### THE EXERCISE
Would you quote every entry exactly, dropping only the pictures?
>> Begin
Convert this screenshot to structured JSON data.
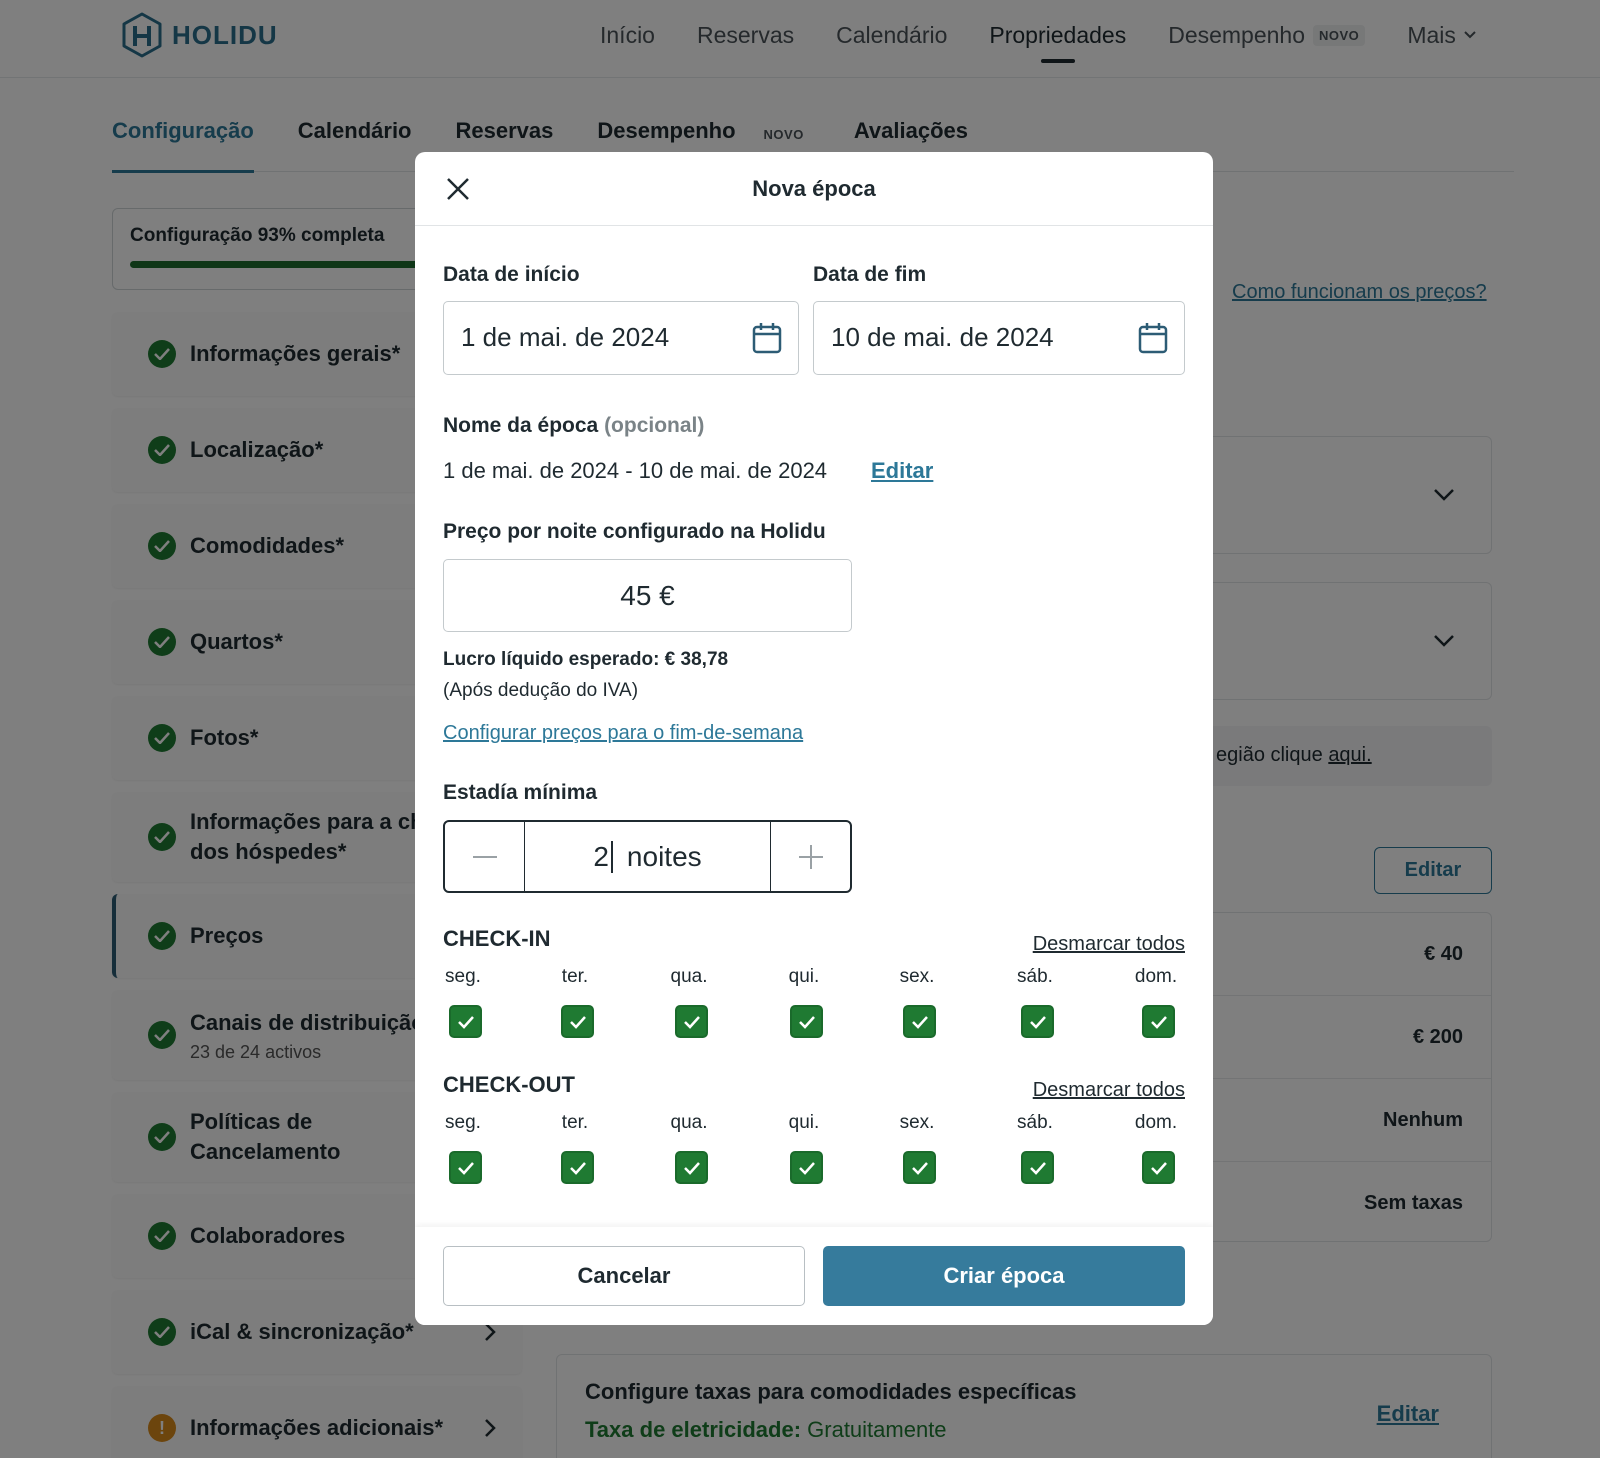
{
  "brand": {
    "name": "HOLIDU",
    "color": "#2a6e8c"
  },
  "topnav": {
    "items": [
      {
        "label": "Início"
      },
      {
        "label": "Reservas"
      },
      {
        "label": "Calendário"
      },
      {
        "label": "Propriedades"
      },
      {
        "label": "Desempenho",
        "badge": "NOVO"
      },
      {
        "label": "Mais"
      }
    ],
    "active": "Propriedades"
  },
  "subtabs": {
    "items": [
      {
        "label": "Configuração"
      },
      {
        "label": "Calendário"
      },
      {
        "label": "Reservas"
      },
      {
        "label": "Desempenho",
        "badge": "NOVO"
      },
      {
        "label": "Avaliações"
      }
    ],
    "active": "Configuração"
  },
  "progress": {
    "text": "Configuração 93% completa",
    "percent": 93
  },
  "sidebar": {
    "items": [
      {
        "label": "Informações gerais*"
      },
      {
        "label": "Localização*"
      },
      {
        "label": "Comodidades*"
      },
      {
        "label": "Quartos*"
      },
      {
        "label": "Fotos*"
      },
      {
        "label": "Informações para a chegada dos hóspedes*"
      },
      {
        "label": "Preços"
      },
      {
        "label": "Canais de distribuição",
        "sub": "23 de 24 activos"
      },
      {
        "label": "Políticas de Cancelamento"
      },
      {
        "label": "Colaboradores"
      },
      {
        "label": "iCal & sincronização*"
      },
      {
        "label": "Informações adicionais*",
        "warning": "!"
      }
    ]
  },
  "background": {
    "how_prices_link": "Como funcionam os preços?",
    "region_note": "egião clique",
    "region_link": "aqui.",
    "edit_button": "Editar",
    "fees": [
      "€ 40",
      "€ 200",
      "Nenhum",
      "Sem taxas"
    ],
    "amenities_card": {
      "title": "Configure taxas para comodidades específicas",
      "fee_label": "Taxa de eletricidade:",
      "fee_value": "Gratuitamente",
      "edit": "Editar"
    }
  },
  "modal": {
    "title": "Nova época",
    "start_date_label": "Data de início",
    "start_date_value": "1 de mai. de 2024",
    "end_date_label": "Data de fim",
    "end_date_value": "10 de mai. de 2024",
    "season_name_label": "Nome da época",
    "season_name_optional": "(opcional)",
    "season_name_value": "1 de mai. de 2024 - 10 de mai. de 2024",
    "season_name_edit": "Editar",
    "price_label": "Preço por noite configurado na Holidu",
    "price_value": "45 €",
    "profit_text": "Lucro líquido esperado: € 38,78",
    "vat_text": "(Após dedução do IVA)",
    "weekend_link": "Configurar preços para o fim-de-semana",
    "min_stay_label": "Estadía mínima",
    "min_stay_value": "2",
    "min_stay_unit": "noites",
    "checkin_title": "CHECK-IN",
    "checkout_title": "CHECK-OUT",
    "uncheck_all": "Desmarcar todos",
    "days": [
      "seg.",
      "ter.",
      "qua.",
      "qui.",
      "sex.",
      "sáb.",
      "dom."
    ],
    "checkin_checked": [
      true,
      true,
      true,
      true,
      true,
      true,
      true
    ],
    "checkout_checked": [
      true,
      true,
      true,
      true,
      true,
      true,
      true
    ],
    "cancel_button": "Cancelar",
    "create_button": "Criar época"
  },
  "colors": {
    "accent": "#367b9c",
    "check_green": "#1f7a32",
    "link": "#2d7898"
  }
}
>> End
### RESPONSE TO THIS EXERCISE
Convert this screenshot to structured JSON data.
{
  "brand": {
    "name": "HOLIDU",
    "color": "#2a6e8c"
  },
  "topnav": {
    "items": [
      {
        "label": "Início"
      },
      {
        "label": "Reservas"
      },
      {
        "label": "Calendário"
      },
      {
        "label": "Propriedades"
      },
      {
        "label": "Desempenho",
        "badge": "NOVO"
      },
      {
        "label": "Mais"
      }
    ],
    "active": "Propriedades"
  },
  "subtabs": {
    "items": [
      {
        "label": "Configuração"
      },
      {
        "label": "Calendário"
      },
      {
        "label": "Reservas"
      },
      {
        "label": "Desempenho",
        "badge": "NOVO"
      },
      {
        "label": "Avaliações"
      }
    ],
    "active": "Configuração"
  },
  "progress": {
    "text": "Configuração 93% completa",
    "percent": 93
  },
  "sidebar": {
    "items": [
      {
        "label": "Informações gerais*"
      },
      {
        "label": "Localização*"
      },
      {
        "label": "Comodidades*"
      },
      {
        "label": "Quartos*"
      },
      {
        "label": "Fotos*"
      },
      {
        "label": "Informações para a chegada dos hóspedes*"
      },
      {
        "label": "Preços"
      },
      {
        "label": "Canais de distribuição",
        "sub": "23 de 24 activos"
      },
      {
        "label": "Políticas de Cancelamento"
      },
      {
        "label": "Colaboradores"
      },
      {
        "label": "iCal & sincronização*"
      },
      {
        "label": "Informações adicionais*",
        "warning": "!"
      }
    ]
  },
  "background": {
    "how_prices_link": "Como funcionam os preços?",
    "region_note": "egião clique",
    "region_link": "aqui.",
    "edit_button": "Editar",
    "fees": [
      "€ 40",
      "€ 200",
      "Nenhum",
      "Sem taxas"
    ],
    "amenities_card": {
      "title": "Configure taxas para comodidades específicas",
      "fee_label": "Taxa de eletricidade:",
      "fee_value": "Gratuitamente",
      "edit": "Editar"
    }
  },
  "modal": {
    "title": "Nova época",
    "start_date_label": "Data de início",
    "start_date_value": "1 de mai. de 2024",
    "end_date_label": "Data de fim",
    "end_date_value": "10 de mai. de 2024",
    "season_name_label": "Nome da época",
    "season_name_optional": "(opcional)",
    "season_name_value": "1 de mai. de 2024 - 10 de mai. de 2024",
    "season_name_edit": "Editar",
    "price_label": "Preço por noite configurado na Holidu",
    "price_value": "45 €",
    "profit_text": "Lucro líquido esperado: € 38,78",
    "vat_text": "(Após dedução do IVA)",
    "weekend_link": "Configurar preços para o fim-de-semana",
    "min_stay_label": "Estadía mínima",
    "min_stay_value": "2",
    "min_stay_unit": "noites",
    "checkin_title": "CHECK-IN",
    "checkout_title": "CHECK-OUT",
    "uncheck_all": "Desmarcar todos",
    "days": [
      "seg.",
      "ter.",
      "qua.",
      "qui.",
      "sex.",
      "sáb.",
      "dom."
    ],
    "checkin_checked": [
      true,
      true,
      true,
      true,
      true,
      true,
      true
    ],
    "checkout_checked": [
      true,
      true,
      true,
      true,
      true,
      true,
      true
    ],
    "cancel_button": "Cancelar",
    "create_button": "Criar época"
  },
  "colors": {
    "accent": "#367b9c",
    "check_green": "#1f7a32",
    "link": "#2d7898"
  }
}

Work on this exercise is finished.